● Aim: An exact copy of every record is needed.

● Provided records:
-----
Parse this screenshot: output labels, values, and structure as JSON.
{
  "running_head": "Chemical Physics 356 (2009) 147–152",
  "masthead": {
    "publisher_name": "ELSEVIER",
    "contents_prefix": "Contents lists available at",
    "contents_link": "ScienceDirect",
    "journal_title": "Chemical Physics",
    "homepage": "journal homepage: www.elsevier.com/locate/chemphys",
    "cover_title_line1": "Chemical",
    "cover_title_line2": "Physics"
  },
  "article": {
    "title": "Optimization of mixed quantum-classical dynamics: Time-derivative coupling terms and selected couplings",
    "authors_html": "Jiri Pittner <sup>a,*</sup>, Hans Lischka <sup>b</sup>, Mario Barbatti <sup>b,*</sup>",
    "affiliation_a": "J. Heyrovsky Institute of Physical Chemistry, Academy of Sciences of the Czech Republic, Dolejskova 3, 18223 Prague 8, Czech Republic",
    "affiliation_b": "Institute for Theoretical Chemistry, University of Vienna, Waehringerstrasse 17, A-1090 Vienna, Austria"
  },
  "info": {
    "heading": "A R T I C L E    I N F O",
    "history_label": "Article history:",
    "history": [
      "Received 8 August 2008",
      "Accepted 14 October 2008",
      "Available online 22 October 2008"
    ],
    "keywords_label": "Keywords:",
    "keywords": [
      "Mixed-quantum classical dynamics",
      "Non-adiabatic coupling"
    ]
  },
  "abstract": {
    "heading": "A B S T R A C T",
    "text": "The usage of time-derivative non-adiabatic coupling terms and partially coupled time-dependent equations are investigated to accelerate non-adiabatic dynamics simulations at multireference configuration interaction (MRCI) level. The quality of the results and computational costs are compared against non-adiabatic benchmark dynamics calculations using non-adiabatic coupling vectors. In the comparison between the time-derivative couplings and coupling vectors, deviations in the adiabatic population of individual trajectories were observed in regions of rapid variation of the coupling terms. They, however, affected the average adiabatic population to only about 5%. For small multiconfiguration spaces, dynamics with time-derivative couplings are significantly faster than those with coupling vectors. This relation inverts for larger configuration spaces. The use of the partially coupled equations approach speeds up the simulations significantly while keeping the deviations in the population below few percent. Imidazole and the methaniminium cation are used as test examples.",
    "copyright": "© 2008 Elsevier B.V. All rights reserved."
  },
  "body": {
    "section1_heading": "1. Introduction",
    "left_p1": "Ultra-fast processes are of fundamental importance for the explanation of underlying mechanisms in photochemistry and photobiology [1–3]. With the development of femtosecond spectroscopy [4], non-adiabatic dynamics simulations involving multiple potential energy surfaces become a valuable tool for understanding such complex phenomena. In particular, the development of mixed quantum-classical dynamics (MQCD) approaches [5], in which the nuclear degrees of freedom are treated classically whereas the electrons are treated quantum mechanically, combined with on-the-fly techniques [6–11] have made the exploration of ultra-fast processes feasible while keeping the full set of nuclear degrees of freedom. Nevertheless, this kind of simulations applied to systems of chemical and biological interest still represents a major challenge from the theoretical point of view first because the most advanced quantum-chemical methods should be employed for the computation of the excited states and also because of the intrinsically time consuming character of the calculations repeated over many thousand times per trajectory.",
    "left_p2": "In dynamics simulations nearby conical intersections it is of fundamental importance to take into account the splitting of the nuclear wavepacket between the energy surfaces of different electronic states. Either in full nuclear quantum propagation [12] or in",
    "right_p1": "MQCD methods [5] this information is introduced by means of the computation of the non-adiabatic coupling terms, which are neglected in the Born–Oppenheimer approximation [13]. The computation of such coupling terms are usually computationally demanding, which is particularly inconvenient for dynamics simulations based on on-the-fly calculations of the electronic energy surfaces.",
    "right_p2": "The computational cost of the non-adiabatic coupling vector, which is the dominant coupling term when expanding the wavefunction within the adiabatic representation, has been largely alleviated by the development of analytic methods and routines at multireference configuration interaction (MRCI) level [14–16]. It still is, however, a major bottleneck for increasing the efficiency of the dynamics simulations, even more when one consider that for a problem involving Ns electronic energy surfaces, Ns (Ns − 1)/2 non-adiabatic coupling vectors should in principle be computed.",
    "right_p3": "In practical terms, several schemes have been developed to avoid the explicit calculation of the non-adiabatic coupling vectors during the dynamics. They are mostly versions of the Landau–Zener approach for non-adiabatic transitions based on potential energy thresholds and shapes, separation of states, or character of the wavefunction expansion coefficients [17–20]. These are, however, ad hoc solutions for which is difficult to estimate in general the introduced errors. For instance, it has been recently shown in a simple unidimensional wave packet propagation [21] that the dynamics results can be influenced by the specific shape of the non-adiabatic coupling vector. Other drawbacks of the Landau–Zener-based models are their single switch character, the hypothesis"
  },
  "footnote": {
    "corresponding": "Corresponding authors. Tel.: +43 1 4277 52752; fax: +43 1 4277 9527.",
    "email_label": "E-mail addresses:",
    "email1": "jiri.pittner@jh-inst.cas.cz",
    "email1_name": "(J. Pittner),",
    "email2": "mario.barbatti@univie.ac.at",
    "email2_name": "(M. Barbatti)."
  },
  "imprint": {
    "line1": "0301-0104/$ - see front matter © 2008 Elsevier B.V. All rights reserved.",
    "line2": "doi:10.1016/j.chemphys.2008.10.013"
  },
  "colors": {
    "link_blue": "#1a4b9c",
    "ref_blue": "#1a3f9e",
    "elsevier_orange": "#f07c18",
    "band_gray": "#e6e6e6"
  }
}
-----
● Completed exercise:
Parse this screenshot: output labels, values, and structure as JSON.
{
  "running_head": "Chemical Physics 356 (2009) 147–152",
  "masthead": {
    "publisher_name": "ELSEVIER",
    "contents_prefix": "Contents lists available at",
    "contents_link": "ScienceDirect",
    "journal_title": "Chemical Physics",
    "homepage": "journal homepage: www.elsevier.com/locate/chemphys",
    "cover_title_line1": "Chemical",
    "cover_title_line2": "Physics"
  },
  "article": {
    "title": "Optimization of mixed quantum-classical dynamics: Time-derivative coupling terms and selected couplings",
    "authors_html": "Jiri Pittner <sup>a,*</sup>, Hans Lischka <sup>b</sup>, Mario Barbatti <sup>b,*</sup>",
    "affiliation_a": "J. Heyrovsky Institute of Physical Chemistry, Academy of Sciences of the Czech Republic, Dolejskova 3, 18223 Prague 8, Czech Republic",
    "affiliation_b": "Institute for Theoretical Chemistry, University of Vienna, Waehringerstrasse 17, A-1090 Vienna, Austria"
  },
  "info": {
    "heading": "A R T I C L E    I N F O",
    "history_label": "Article history:",
    "history": [
      "Received 8 August 2008",
      "Accepted 14 October 2008",
      "Available online 22 October 2008"
    ],
    "keywords_label": "Keywords:",
    "keywords": [
      "Mixed-quantum classical dynamics",
      "Non-adiabatic coupling"
    ]
  },
  "abstract": {
    "heading": "A B S T R A C T",
    "text": "The usage of time-derivative non-adiabatic coupling terms and partially coupled time-dependent equations are investigated to accelerate non-adiabatic dynamics simulations at multireference configuration interaction (MRCI) level. The quality of the results and computational costs are compared against non-adiabatic benchmark dynamics calculations using non-adiabatic coupling vectors. In the comparison between the time-derivative couplings and coupling vectors, deviations in the adiabatic population of individual trajectories were observed in regions of rapid variation of the coupling terms. They, however, affected the average adiabatic population to only about 5%. For small multiconfiguration spaces, dynamics with time-derivative couplings are significantly faster than those with coupling vectors. This relation inverts for larger configuration spaces. The use of the partially coupled equations approach speeds up the simulations significantly while keeping the deviations in the population below few percent. Imidazole and the methaniminium cation are used as test examples.",
    "copyright": "© 2008 Elsevier B.V. All rights reserved."
  },
  "body": {
    "section1_heading": "1. Introduction",
    "left_p1": "Ultra-fast processes are of fundamental importance for the explanation of underlying mechanisms in photochemistry and photobiology [1–3]. With the development of femtosecond spectroscopy [4], non-adiabatic dynamics simulations involving multiple potential energy surfaces become a valuable tool for understanding such complex phenomena. In particular, the development of mixed quantum-classical dynamics (MQCD) approaches [5], in which the nuclear degrees of freedom are treated classically whereas the electrons are treated quantum mechanically, combined with on-the-fly techniques [6–11] have made the exploration of ultra-fast processes feasible while keeping the full set of nuclear degrees of freedom. Nevertheless, this kind of simulations applied to systems of chemical and biological interest still represents a major challenge from the theoretical point of view first because the most advanced quantum-chemical methods should be employed for the computation of the excited states and also because of the intrinsically time consuming character of the calculations repeated over many thousand times per trajectory.",
    "left_p2": "In dynamics simulations nearby conical intersections it is of fundamental importance to take into account the splitting of the nuclear wavepacket between the energy surfaces of different electronic states. Either in full nuclear quantum propagation [12] or in",
    "right_p1": "MQCD methods [5] this information is introduced by means of the computation of the non-adiabatic coupling terms, which are neglected in the Born–Oppenheimer approximation [13]. The computation of such coupling terms are usually computationally demanding, which is particularly inconvenient for dynamics simulations based on on-the-fly calculations of the electronic energy surfaces.",
    "right_p2": "The computational cost of the non-adiabatic coupling vector, which is the dominant coupling term when expanding the wavefunction within the adiabatic representation, has been largely alleviated by the development of analytic methods and routines at multireference configuration interaction (MRCI) level [14–16]. It still is, however, a major bottleneck for increasing the efficiency of the dynamics simulations, even more when one consider that for a problem involving Ns electronic energy surfaces, Ns (Ns − 1)/2 non-adiabatic coupling vectors should in principle be computed.",
    "right_p3": "In practical terms, several schemes have been developed to avoid the explicit calculation of the non-adiabatic coupling vectors during the dynamics. They are mostly versions of the Landau–Zener approach for non-adiabatic transitions based on potential energy thresholds and shapes, separation of states, or character of the wavefunction expansion coefficients [17–20]. These are, however, ad hoc solutions for which is difficult to estimate in general the introduced errors. For instance, it has been recently shown in a simple unidimensional wave packet propagation [21] that the dynamics results can be influenced by the specific shape of the non-adiabatic coupling vector. Other drawbacks of the Landau–Zener-based models are their single switch character, the hypothesis"
  },
  "footnote": {
    "corresponding": "Corresponding authors. Tel.: +43 1 4277 52752; fax: +43 1 4277 9527.",
    "email_label": "E-mail addresses:",
    "email1": "jiri.pittner@jh-inst.cas.cz",
    "email1_name": "(J. Pittner),",
    "email2": "mario.barbatti@univie.ac.at",
    "email2_name": "(M. Barbatti)."
  },
  "imprint": {
    "line1": "0301-0104/$ - see front matter © 2008 Elsevier B.V. All rights reserved.",
    "line2": "doi:10.1016/j.chemphys.2008.10.013"
  },
  "colors": {
    "link_blue": "#1a4b9c",
    "ref_blue": "#1a3f9e",
    "elsevier_orange": "#f07c18",
    "band_gray": "#e6e6e6"
  }
}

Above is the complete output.